Records about charts and figures
==========
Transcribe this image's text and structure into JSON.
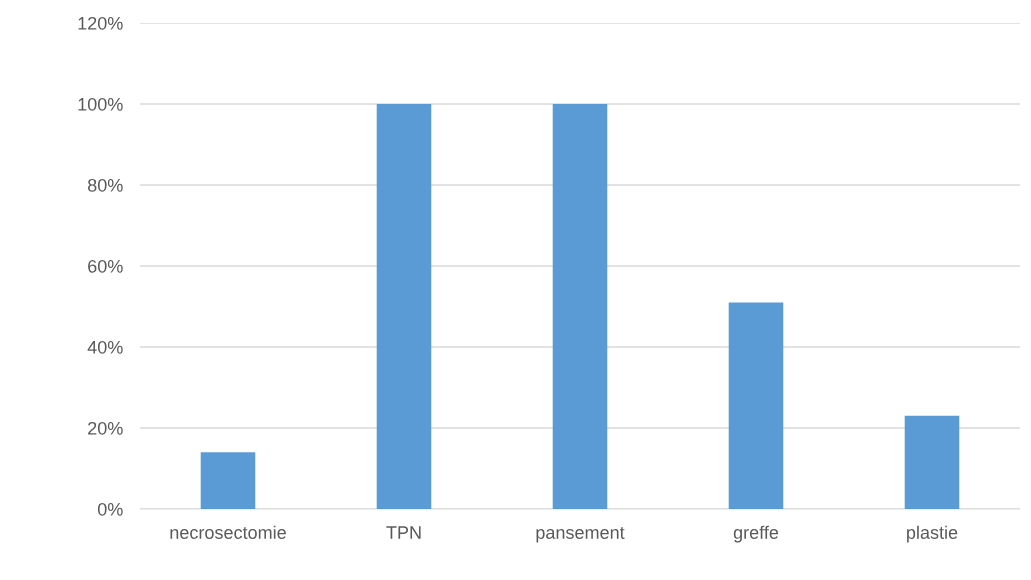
{
  "chart_data": {
    "type": "bar",
    "categories": [
      "necrosectomie",
      "TPN",
      "pansement",
      "greffe",
      "plastie"
    ],
    "values": [
      14,
      100,
      100,
      51,
      23
    ],
    "color": "#5b9bd5",
    "ylim": [
      0,
      120
    ],
    "yticks": [
      {
        "value": 0,
        "label": "0%"
      },
      {
        "value": 20,
        "label": "20%"
      },
      {
        "value": 40,
        "label": "40%"
      },
      {
        "value": 60,
        "label": "60%"
      },
      {
        "value": 80,
        "label": "80%"
      },
      {
        "value": 100,
        "label": "100%"
      },
      {
        "value": 120,
        "label": "120%"
      }
    ],
    "grid": "y"
  }
}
==========
= STATED PROBLEM =
Your answer should be a single number: how many lines of the material contain the word "label".

= EXPECTED ANSWER =
7